**Task description:**
Identify and copy all lines of the material where the string "name" is found.
──────── Data shown ────────
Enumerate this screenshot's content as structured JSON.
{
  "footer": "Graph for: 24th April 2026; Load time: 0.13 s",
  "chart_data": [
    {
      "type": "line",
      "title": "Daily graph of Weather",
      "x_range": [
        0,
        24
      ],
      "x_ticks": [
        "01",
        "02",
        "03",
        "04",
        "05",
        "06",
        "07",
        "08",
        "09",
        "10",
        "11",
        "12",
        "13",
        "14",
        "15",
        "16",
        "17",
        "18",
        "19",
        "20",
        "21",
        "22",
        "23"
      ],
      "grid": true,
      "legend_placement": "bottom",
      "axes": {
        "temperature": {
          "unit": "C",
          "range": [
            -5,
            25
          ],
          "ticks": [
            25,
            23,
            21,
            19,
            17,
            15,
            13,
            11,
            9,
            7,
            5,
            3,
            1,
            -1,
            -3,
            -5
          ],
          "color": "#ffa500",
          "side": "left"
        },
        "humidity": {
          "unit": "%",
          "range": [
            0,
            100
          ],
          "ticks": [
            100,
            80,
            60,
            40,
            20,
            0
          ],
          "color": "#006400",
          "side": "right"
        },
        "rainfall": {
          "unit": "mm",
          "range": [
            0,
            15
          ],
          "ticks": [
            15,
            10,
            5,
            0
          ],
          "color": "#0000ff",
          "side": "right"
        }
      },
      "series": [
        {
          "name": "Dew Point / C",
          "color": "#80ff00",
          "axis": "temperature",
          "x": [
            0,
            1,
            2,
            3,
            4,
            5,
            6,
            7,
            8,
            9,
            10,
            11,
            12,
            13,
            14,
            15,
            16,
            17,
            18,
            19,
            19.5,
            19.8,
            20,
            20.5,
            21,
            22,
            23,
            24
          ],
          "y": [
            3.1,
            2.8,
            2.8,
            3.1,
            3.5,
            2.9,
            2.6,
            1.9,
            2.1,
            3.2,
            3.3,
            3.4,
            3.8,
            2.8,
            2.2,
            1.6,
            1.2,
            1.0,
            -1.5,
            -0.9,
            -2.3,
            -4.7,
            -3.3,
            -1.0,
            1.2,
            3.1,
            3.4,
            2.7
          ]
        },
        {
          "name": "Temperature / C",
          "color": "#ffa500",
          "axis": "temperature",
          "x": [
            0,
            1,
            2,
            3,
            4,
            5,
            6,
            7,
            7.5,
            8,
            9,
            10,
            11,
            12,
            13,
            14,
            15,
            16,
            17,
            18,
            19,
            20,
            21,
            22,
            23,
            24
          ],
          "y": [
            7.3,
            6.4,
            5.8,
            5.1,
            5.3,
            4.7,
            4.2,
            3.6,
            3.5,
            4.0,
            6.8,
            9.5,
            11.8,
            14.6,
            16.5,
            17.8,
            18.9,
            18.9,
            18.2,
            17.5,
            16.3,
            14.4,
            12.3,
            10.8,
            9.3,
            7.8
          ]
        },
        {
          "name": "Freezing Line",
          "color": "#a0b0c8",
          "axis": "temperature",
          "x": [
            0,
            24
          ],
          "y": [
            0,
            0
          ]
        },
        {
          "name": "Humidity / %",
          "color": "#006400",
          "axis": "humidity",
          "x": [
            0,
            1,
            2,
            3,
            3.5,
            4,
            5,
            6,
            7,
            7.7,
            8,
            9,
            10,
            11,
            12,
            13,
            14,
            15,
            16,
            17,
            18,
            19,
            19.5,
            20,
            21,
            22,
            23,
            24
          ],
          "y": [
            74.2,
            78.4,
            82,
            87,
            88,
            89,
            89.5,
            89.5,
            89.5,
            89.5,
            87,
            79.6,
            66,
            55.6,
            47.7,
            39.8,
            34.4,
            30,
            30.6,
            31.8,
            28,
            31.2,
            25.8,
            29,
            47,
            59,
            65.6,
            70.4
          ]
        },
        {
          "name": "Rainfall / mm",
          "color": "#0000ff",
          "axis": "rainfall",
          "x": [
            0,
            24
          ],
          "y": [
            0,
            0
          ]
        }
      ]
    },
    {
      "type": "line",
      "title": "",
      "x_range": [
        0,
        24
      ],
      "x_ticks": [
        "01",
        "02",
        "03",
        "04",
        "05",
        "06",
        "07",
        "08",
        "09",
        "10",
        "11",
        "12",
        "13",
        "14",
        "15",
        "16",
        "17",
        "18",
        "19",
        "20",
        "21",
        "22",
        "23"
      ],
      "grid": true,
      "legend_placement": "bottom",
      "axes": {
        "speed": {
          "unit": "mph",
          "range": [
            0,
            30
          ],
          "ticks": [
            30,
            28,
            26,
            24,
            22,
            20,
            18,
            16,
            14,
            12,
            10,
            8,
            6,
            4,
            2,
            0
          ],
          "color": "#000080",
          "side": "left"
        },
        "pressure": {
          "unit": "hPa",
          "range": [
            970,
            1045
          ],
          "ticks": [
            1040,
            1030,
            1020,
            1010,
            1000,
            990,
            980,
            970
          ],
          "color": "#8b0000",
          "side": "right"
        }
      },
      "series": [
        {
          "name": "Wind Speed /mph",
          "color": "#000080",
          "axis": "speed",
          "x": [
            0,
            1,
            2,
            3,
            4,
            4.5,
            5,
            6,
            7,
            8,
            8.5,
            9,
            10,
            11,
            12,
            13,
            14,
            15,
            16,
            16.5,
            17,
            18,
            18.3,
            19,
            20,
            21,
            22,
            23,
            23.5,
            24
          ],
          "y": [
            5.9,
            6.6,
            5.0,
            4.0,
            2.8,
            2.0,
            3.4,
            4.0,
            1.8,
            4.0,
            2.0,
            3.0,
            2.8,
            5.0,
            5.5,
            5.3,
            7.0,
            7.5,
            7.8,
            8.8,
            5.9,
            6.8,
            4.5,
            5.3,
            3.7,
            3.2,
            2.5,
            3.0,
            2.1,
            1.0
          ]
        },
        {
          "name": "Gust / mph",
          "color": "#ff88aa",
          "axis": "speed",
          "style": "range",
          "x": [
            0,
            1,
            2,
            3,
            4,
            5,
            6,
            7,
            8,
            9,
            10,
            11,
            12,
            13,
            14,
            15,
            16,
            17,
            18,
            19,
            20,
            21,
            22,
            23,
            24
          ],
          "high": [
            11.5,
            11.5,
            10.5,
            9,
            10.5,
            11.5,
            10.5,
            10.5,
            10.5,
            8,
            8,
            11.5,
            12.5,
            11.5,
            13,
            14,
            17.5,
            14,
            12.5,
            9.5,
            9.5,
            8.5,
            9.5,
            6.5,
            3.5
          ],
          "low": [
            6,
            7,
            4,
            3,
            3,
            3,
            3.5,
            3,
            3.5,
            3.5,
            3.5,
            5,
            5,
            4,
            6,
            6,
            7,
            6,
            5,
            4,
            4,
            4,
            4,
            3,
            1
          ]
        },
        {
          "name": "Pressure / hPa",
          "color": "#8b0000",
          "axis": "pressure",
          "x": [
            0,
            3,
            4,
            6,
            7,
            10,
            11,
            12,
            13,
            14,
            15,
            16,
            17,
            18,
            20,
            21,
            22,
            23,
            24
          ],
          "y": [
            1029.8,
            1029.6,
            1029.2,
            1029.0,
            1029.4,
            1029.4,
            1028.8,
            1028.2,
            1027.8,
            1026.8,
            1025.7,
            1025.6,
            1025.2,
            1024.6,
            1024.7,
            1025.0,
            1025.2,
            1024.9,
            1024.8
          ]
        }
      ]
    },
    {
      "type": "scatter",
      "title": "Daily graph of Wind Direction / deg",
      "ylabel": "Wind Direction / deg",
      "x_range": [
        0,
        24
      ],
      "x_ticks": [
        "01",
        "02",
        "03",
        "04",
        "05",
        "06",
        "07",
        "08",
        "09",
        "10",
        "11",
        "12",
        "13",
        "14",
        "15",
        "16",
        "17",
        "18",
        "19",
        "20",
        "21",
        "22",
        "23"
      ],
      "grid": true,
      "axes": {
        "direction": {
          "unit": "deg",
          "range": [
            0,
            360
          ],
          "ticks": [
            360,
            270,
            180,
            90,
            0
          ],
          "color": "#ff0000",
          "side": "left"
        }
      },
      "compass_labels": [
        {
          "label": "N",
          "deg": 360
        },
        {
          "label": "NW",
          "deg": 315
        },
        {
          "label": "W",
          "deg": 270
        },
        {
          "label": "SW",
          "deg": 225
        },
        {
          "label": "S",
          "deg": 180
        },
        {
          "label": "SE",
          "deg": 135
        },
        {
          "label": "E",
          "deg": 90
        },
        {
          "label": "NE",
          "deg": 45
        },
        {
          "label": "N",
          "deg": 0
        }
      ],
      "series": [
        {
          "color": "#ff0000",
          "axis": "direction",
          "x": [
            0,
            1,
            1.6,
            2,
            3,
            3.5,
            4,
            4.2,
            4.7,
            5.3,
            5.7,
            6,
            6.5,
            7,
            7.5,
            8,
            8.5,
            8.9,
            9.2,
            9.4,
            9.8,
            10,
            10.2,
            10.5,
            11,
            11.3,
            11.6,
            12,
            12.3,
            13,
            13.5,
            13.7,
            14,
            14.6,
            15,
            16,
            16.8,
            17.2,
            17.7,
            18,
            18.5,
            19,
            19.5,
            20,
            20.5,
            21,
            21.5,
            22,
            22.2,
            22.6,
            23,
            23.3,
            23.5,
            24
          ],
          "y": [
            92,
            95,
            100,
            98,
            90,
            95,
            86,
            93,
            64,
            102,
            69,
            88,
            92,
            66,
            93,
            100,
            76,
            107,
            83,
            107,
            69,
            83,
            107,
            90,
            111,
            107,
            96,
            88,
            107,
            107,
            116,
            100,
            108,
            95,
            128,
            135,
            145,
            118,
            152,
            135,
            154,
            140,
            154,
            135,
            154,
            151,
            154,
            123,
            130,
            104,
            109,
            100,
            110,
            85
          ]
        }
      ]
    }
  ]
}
────────
**The reply:**
          "name": "Dew Point / C",
          "name": "Temperature / C",
          "name": "Freezing Line",
          "name": "Humidity / %",
          "name": "Rainfall / mm",
          "name": "Wind Speed /mph",
          "name": "Gust / mph",
          "name": "Pressure / hPa",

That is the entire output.